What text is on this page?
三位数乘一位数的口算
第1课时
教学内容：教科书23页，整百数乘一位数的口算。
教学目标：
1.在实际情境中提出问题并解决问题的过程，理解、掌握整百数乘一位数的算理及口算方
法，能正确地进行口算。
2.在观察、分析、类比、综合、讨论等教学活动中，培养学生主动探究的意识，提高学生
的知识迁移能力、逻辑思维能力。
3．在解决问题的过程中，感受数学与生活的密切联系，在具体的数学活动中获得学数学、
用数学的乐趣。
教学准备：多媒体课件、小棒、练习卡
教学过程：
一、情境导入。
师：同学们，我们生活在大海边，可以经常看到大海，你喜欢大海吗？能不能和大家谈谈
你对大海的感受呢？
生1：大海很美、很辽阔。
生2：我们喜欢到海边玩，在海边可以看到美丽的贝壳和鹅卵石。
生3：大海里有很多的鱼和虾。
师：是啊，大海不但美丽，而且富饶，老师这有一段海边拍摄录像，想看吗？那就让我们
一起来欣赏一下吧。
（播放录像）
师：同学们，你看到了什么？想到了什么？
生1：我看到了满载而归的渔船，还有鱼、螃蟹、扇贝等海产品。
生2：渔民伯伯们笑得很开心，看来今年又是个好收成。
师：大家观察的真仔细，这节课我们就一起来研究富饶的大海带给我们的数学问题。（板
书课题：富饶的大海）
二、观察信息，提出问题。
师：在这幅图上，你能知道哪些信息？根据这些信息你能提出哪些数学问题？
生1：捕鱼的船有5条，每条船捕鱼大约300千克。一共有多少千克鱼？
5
____________
* [Task description]:
Please reproduce the entire listing, exactly as shown.

* [Finished exercise]:
What text is on this page?
三位数乘一位数的口算
第1课时
教学内容：教科书23页，整百数乘一位数的口算。
教学目标：
1.在实际情境中提出问题并解决问题的过程，理解、掌握整百数乘一位数的算理及口算方
法，能正确地进行口算。
2.在观察、分析、类比、综合、讨论等教学活动中，培养学生主动探究的意识，提高学生
的知识迁移能力、逻辑思维能力。
3．在解决问题的过程中，感受数学与生活的密切联系，在具体的数学活动中获得学数学、
用数学的乐趣。
教学准备：多媒体课件、小棒、练习卡
教学过程：
一、情境导入。
师：同学们，我们生活在大海边，可以经常看到大海，你喜欢大海吗？能不能和大家谈谈
你对大海的感受呢？
生1：大海很美、很辽阔。
生2：我们喜欢到海边玩，在海边可以看到美丽的贝壳和鹅卵石。
生3：大海里有很多的鱼和虾。
师：是啊，大海不但美丽，而且富饶，老师这有一段海边拍摄录像，想看吗？那就让我们
一起来欣赏一下吧。
（播放录像）
师：同学们，你看到了什么？想到了什么？
生1：我看到了满载而归的渔船，还有鱼、螃蟹、扇贝等海产品。
生2：渔民伯伯们笑得很开心，看来今年又是个好收成。
师：大家观察的真仔细，这节课我们就一起来研究富饶的大海带给我们的数学问题。（板
书课题：富饶的大海）
二、观察信息，提出问题。
师：在这幅图上，你能知道哪些信息？根据这些信息你能提出哪些数学问题？
生1：捕鱼的船有5条，每条船捕鱼大约300千克。一共有多少千克鱼？
5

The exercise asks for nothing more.